▶ _Exercise details_: Copy out the entries that follow exactly, leaving out the pictures.

(Collection entries)

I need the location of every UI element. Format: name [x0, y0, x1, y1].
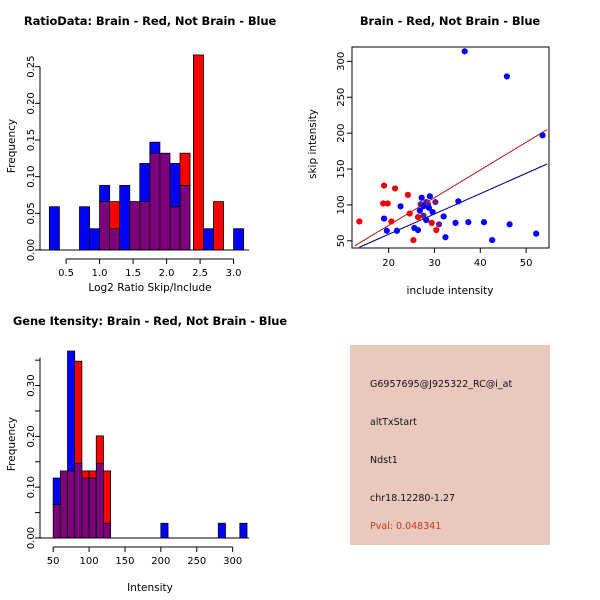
- svg-text:300: 300: [223, 556, 242, 567]
- panel-gene-histogram: Gene Itensity: Brain - Red, Not Brain - …: [0, 300, 300, 600]
- ratio-histogram-title: RatioData: Brain - Red, Not Brain - Blue: [23, 14, 277, 28]
- svg-text:0.20: 0.20: [26, 92, 37, 114]
- event-type-text: altTxStart: [370, 417, 417, 428]
- svg-text:0.00: 0.00: [26, 527, 37, 549]
- svg-text:0.5: 0.5: [58, 268, 74, 279]
- svg-text:200: 200: [336, 124, 347, 143]
- svg-text:50: 50: [336, 234, 347, 247]
- svg-text:1.5: 1.5: [125, 268, 141, 279]
- svg-text:30: 30: [428, 258, 441, 269]
- svg-text:0.25: 0.25: [26, 56, 37, 78]
- svg-text:0.10: 0.10: [26, 476, 37, 498]
- pval-text: Pval: 0.048341: [370, 521, 442, 532]
- svg-text:100: 100: [80, 556, 99, 567]
- svg-text:50: 50: [520, 258, 533, 269]
- svg-text:2.5: 2.5: [192, 268, 208, 279]
- scatter-xlabel: include intensity: [406, 285, 494, 297]
- svg-text:100: 100: [336, 195, 347, 214]
- scatter-title: Brain - Red, Not Brain - Blue: [359, 14, 541, 28]
- gene-histogram-ylabel: Frequency: [6, 416, 18, 472]
- svg-text:0.30: 0.30: [26, 374, 37, 396]
- ratio-histogram-xlabel: Log2 Ratio Skip/Include: [88, 282, 212, 294]
- svg-text:0.20: 0.20: [26, 425, 37, 447]
- scatter-plot: 50 100 150 200 250 300 20 30 40 50: [336, 46, 550, 269]
- svg-text:40: 40: [474, 258, 487, 269]
- svg-text:0.00: 0.00: [26, 239, 37, 261]
- svg-text:250: 250: [336, 88, 347, 107]
- svg-text:150: 150: [336, 159, 347, 178]
- panel-intensity-scatter: Brain - Red, Not Brain - Blue 50 100 150 20…: [300, 0, 600, 300]
- panel-ratio-histogram: RatioData: Brain - Red, Not Brain - Blue…: [0, 0, 300, 300]
- gene-histogram-title: Gene Itensity: Brain - Red, Not Brain - …: [12, 314, 288, 328]
- annotation-box: G6957695@J925322_RC@i_at altTxStart Ndst…: [350, 345, 550, 545]
- svg-text:250: 250: [187, 556, 206, 567]
- probe-id-text: G6957695@J925322_RC@i_at: [370, 379, 513, 390]
- svg-text:20: 20: [382, 258, 395, 269]
- svg-text:1.0: 1.0: [92, 268, 108, 279]
- svg-text:200: 200: [151, 556, 170, 567]
- gene-histogram-xlabel: Intensity: [127, 582, 173, 594]
- gene-symbol-text: Ndst1: [370, 455, 398, 466]
- scatter-ylabel: skip intensity: [307, 109, 319, 179]
- ratio-histogram-ylabel: Frequency: [6, 118, 18, 174]
- svg-text:3.0: 3.0: [226, 268, 242, 279]
- svg-text:300: 300: [336, 52, 347, 71]
- gene-histogram-plot: 0.00 0.10 0.20 0.30 50 100 150 200 250 300: [26, 350, 249, 567]
- locus-text: chr18.12280-1.27: [370, 493, 456, 504]
- svg-text:2.0: 2.0: [159, 268, 175, 279]
- ratio-histogram-plot: 0.00 0.05 0.10 0.15 0.20 0.25 0.5 1.0 1.5 2.0 2.5 3…: [26, 54, 249, 279]
- svg-text:150: 150: [115, 556, 134, 567]
- svg-text:0.10: 0.10: [26, 166, 37, 188]
- svg-text:0.05: 0.05: [26, 202, 37, 224]
- svg-text:50: 50: [47, 556, 60, 567]
- svg-text:0.15: 0.15: [26, 129, 37, 151]
- panel-annotation-info: G6957695@J925322_RC@i_at altTxStart Ndst…: [300, 300, 600, 600]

▶ _Result_:
I need the location of every UI element. Format: name [x0, y0, x1, y1].
- svg-text:300: 300: [223, 556, 242, 567]
- panel-gene-histogram: Gene Itensity: Brain - Red, Not Brain - …: [0, 300, 300, 600]
- ratio-histogram-title: RatioData: Brain - Red, Not Brain - Blue: [23, 14, 277, 28]
- svg-text:0.20: 0.20: [26, 92, 37, 114]
- event-type-text: altTxStart: [370, 417, 417, 428]
- svg-text:0.00: 0.00: [26, 527, 37, 549]
- svg-text:0.5: 0.5: [58, 268, 74, 279]
- svg-text:200: 200: [336, 124, 347, 143]
- svg-text:50: 50: [336, 234, 347, 247]
- svg-text:1.5: 1.5: [125, 268, 141, 279]
- svg-text:30: 30: [428, 258, 441, 269]
- svg-text:0.25: 0.25: [26, 56, 37, 78]
- svg-text:0.10: 0.10: [26, 476, 37, 498]
- pval-text: Pval: 0.048341: [370, 521, 442, 532]
- svg-text:100: 100: [80, 556, 99, 567]
- svg-text:50: 50: [520, 258, 533, 269]
- svg-text:2.5: 2.5: [192, 268, 208, 279]
- scatter-xlabel: include intensity: [406, 285, 494, 297]
- svg-text:100: 100: [336, 195, 347, 214]
- scatter-title: Brain - Red, Not Brain - Blue: [359, 14, 541, 28]
- gene-histogram-ylabel: Frequency: [6, 416, 18, 472]
- svg-text:0.30: 0.30: [26, 374, 37, 396]
- ratio-histogram-xlabel: Log2 Ratio Skip/Include: [88, 282, 212, 294]
- svg-text:0.20: 0.20: [26, 425, 37, 447]
- scatter-plot: 50 100 150 200 250 300 20 30 40 50: [336, 46, 550, 269]
- svg-text:40: 40: [474, 258, 487, 269]
- svg-text:0.00: 0.00: [26, 239, 37, 261]
- svg-text:250: 250: [336, 88, 347, 107]
- svg-text:150: 150: [336, 159, 347, 178]
- panel-intensity-scatter: Brain - Red, Not Brain - Blue 50 100 150 20…: [300, 0, 600, 300]
- panel-ratio-histogram: RatioData: Brain - Red, Not Brain - Blue…: [0, 0, 300, 300]
- gene-histogram-title: Gene Itensity: Brain - Red, Not Brain - …: [12, 314, 288, 328]
- annotation-box: G6957695@J925322_RC@i_at altTxStart Ndst…: [350, 345, 550, 545]
- svg-text:250: 250: [187, 556, 206, 567]
- probe-id-text: G6957695@J925322_RC@i_at: [370, 379, 513, 390]
- svg-text:20: 20: [382, 258, 395, 269]
- svg-text:1.0: 1.0: [92, 268, 108, 279]
- svg-text:200: 200: [151, 556, 170, 567]
- gene-histogram-xlabel: Intensity: [127, 582, 173, 594]
- gene-symbol-text: Ndst1: [370, 455, 398, 466]
- scatter-ylabel: skip intensity: [307, 109, 319, 179]
- ratio-histogram-ylabel: Frequency: [6, 118, 18, 174]
- svg-text:3.0: 3.0: [226, 268, 242, 279]
- svg-text:300: 300: [336, 52, 347, 71]
- gene-histogram-plot: 0.00 0.10 0.20 0.30 50 100 150 200 250 300: [26, 350, 249, 567]
- locus-text: chr18.12280-1.27: [370, 493, 456, 504]
- svg-text:2.0: 2.0: [159, 268, 175, 279]
- ratio-histogram-plot: 0.00 0.05 0.10 0.15 0.20 0.25 0.5 1.0 1.5 2.0 2.5 3…: [26, 54, 249, 279]
- svg-text:150: 150: [115, 556, 134, 567]
- svg-text:0.10: 0.10: [26, 166, 37, 188]
- svg-text:0.05: 0.05: [26, 202, 37, 224]
- svg-text:50: 50: [47, 556, 60, 567]
- svg-text:0.15: 0.15: [26, 129, 37, 151]
- panel-annotation-info: G6957695@J925322_RC@i_at altTxStart Ndst…: [300, 300, 600, 600]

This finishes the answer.